> Приведённый текст

* * * * *

Когда океанские суда входили в Хуанпу и пришвартовывались на таможенной пристани Бунда, прежде всего их пассажирам бросалось в глаза то, насколько мало в этом городе собственно китайского. Историк-шанхайландец писал в 1928 году: «Прибывающего в Шанхай путешественника поражает тот факт, что фактически он оказывается в крупном европейском городе – потому что во всем, что касается высотных зданий, хороших мостовых, гостиниц и клубов, парков и мостов, потока автомобилей, трамваев и автобусов, количества иностранных магазинов и великолепного ночного освещения, Шанхай не уступает важнейшим городам его родины»35. Однако за фасадами – на бесчисленных сценах, где разыгрывалась шанхайская жизнь – скрывался город куда более энергичный, нежели любая европейская столица. Вследствие отмены расовой сегрегации общественных пространств – а общедоступным в годы Первой мировой войны стал даже знаменитый своей нетерпимостью к цветным Шанхайский конноспортивный клуб – раздробленный мегаполис, где каждая национальная община создавала свой собственный мир, уступил место городу, где все группы сошлись воедино.

* * * * *

> Исходные данные
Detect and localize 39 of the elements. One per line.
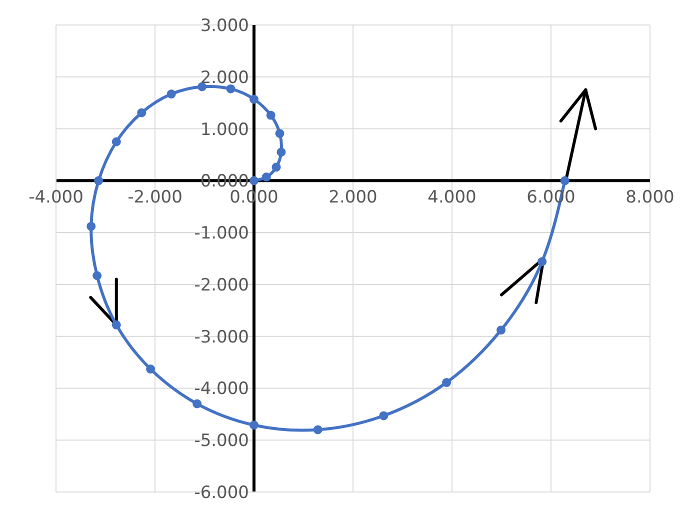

* * * * *

> Цель задания
Перепишите текст о Шанхае целиком, сохранив каждое слово и каждый знак препинания.

> Результат выполнения
Когда океанские суда входили в Хуанпу и пришвартовывались на таможенной пристани Бунда, прежде всего их пассажирам бросалось в глаза то, насколько мало в этом городе собственно китайского. Историк-шанхайландец писал в 1928 году: «Прибывающего в Шанхай путешественника поражает тот факт, что фактически он оказывается в крупном европейском городе – потому что во всем, что касается высотных зданий, хороших мостовых, гостиниц и клубов, парков и мостов, потока автомобилей, трамваев и автобусов, количества иностранных магазинов и великолепного ночного освещения, Шанхай не уступает важнейшим городам его родины»35. Однако за фасадами – на бесчисленных сценах, где разыгрывалась шанхайская жизнь – скрывался город куда более энергичный, нежели любая европейская столица. Вследствие отмены расовой сегрегации общественных пространств – а общедоступным в годы Первой мировой войны стал даже знаменитый своей нетерпимостью к цветным Шанхайский конноспортивный клуб – раздробленный мегаполис, где каждая национальная община создавала свой собственный мир, уступил место городу, где все группы сошлись воедино.